Given problem>
Write out all of the entries exactly as given.

>> START Records to process

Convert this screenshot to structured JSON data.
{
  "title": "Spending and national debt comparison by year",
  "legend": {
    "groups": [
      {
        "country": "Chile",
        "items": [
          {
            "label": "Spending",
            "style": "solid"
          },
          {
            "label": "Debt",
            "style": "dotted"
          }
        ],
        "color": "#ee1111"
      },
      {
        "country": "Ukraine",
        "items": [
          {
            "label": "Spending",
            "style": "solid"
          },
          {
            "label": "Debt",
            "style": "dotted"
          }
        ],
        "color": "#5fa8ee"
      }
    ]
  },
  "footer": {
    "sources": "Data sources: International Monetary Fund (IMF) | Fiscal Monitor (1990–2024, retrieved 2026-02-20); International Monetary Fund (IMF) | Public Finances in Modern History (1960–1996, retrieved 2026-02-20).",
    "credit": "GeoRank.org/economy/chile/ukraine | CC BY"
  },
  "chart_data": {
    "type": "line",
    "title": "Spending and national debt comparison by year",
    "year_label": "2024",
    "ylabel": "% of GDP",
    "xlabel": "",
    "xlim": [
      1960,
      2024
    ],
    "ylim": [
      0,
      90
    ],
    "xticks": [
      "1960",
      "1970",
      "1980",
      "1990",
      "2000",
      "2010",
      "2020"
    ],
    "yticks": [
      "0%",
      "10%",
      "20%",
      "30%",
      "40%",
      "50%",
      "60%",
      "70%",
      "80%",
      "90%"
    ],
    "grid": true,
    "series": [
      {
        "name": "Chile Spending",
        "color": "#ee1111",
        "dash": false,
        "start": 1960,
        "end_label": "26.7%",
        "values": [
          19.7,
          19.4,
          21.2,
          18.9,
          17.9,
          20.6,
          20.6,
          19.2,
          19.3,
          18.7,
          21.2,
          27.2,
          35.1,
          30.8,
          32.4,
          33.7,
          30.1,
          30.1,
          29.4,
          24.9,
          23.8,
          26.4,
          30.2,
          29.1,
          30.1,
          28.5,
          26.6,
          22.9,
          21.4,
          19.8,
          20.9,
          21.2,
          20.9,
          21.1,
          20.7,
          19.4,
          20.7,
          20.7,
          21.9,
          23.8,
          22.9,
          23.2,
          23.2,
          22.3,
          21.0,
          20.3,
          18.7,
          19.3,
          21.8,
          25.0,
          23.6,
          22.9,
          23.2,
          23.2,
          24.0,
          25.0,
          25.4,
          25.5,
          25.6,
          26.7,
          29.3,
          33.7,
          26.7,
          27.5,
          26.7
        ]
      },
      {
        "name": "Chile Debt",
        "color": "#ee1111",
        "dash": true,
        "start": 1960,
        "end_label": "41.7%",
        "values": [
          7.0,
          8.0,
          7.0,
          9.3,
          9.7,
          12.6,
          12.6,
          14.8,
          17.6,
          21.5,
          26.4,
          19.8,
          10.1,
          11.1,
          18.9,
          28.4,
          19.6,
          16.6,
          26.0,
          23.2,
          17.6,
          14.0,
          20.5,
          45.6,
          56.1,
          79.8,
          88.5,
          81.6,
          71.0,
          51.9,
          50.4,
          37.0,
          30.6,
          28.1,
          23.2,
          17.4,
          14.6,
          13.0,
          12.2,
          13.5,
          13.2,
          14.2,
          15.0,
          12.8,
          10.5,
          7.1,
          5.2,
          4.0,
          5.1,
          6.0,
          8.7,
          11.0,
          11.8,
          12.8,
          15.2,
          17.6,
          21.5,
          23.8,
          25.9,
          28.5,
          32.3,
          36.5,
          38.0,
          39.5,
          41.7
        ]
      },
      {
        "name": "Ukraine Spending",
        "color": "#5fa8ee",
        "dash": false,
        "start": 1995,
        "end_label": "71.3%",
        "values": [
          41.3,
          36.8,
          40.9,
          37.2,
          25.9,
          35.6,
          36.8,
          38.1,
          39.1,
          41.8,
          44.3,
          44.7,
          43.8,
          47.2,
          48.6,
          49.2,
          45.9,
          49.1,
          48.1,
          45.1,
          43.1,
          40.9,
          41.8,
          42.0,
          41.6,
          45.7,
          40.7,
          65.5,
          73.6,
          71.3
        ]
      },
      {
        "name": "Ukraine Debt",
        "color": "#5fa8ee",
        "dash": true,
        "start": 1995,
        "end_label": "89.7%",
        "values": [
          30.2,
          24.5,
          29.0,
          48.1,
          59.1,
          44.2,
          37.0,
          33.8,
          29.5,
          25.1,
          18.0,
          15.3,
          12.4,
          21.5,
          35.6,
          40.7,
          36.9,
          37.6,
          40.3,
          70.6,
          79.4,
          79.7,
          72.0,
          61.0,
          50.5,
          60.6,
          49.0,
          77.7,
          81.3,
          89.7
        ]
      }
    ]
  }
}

>> END Records to process

Correct result>
Convert this screenshot to structured JSON data.
{
  "title": "Spending and national debt comparison by year",
  "legend": {
    "groups": [
      {
        "country": "Chile",
        "items": [
          {
            "label": "Spending",
            "style": "solid"
          },
          {
            "label": "Debt",
            "style": "dotted"
          }
        ],
        "color": "#ee1111"
      },
      {
        "country": "Ukraine",
        "items": [
          {
            "label": "Spending",
            "style": "solid"
          },
          {
            "label": "Debt",
            "style": "dotted"
          }
        ],
        "color": "#5fa8ee"
      }
    ]
  },
  "footer": {
    "sources": "Data sources: International Monetary Fund (IMF) | Fiscal Monitor (1990–2024, retrieved 2026-02-20); International Monetary Fund (IMF) | Public Finances in Modern History (1960–1996, retrieved 2026-02-20).",
    "credit": "GeoRank.org/economy/chile/ukraine | CC BY"
  },
  "chart_data": {
    "type": "line",
    "title": "Spending and national debt comparison by year",
    "year_label": "2024",
    "ylabel": "% of GDP",
    "xlabel": "",
    "xlim": [
      1960,
      2024
    ],
    "ylim": [
      0,
      90
    ],
    "xticks": [
      "1960",
      "1970",
      "1980",
      "1990",
      "2000",
      "2010",
      "2020"
    ],
    "yticks": [
      "0%",
      "10%",
      "20%",
      "30%",
      "40%",
      "50%",
      "60%",
      "70%",
      "80%",
      "90%"
    ],
    "grid": true,
    "series": [
      {
        "name": "Chile Spending",
        "color": "#ee1111",
        "dash": false,
        "start": 1960,
        "end_label": "26.7%",
        "values": [
          19.7,
          19.4,
          21.2,
          18.9,
          17.9,
          20.6,
          20.6,
          19.2,
          19.3,
          18.7,
          21.2,
          27.2,
          35.1,
          30.8,
          32.4,
          33.7,
          30.1,
          30.1,
          29.4,
          24.9,
          23.8,
          26.4,
          30.2,
          29.1,
          30.1,
          28.5,
          26.6,
          22.9,
          21.4,
          19.8,
          20.9,
          21.2,
          20.9,
          21.1,
          20.7,
          19.4,
          20.7,
          20.7,
          21.9,
          23.8,
          22.9,
          23.2,
          23.2,
          22.3,
          21.0,
          20.3,
          18.7,
          19.3,
          21.8,
          25.0,
          23.6,
          22.9,
          23.2,
          23.2,
          24.0,
          25.0,
          25.4,
          25.5,
          25.6,
          26.7,
          29.3,
          33.7,
          26.7,
          27.5,
          26.7
        ]
      },
      {
        "name": "Chile Debt",
        "color": "#ee1111",
        "dash": true,
        "start": 1960,
        "end_label": "41.7%",
        "values": [
          7.0,
          8.0,
          7.0,
          9.3,
          9.7,
          12.6,
          12.6,
          14.8,
          17.6,
          21.5,
          26.4,
          19.8,
          10.1,
          11.1,
          18.9,
          28.4,
          19.6,
          16.6,
          26.0,
          23.2,
          17.6,
          14.0,
          20.5,
          45.6,
          56.1,
          79.8,
          88.5,
          81.6,
          71.0,
          51.9,
          50.4,
          37.0,
          30.6,
          28.1,
          23.2,
          17.4,
          14.6,
          13.0,
          12.2,
          13.5,
          13.2,
          14.2,
          15.0,
          12.8,
          10.5,
          7.1,
          5.2,
          4.0,
          5.1,
          6.0,
          8.7,
          11.0,
          11.8,
          12.8,
          15.2,
          17.6,
          21.5,
          23.8,
          25.9,
          28.5,
          32.3,
          36.5,
          38.0,
          39.5,
          41.7
        ]
      },
      {
        "name": "Ukraine Spending",
        "color": "#5fa8ee",
        "dash": false,
        "start": 1995,
        "end_label": "71.3%",
        "values": [
          41.3,
          36.8,
          40.9,
          37.2,
          25.9,
          35.6,
          36.8,
          38.1,
          39.1,
          41.8,
          44.3,
          44.7,
          43.8,
          47.2,
          48.6,
          49.2,
          45.9,
          49.1,
          48.1,
          45.1,
          43.1,
          40.9,
          41.8,
          42.0,
          41.6,
          45.7,
          40.7,
          65.5,
          73.6,
          71.3
        ]
      },
      {
        "name": "Ukraine Debt",
        "color": "#5fa8ee",
        "dash": true,
        "start": 1995,
        "end_label": "89.7%",
        "values": [
          30.2,
          24.5,
          29.0,
          48.1,
          59.1,
          44.2,
          37.0,
          33.8,
          29.5,
          25.1,
          18.0,
          15.3,
          12.4,
          21.5,
          35.6,
          40.7,
          36.9,
          37.6,
          40.3,
          70.6,
          79.4,
          79.7,
          72.0,
          61.0,
          50.5,
          60.6,
          49.0,
          77.7,
          81.3,
          89.7
        ]
      }
    ]
  }
}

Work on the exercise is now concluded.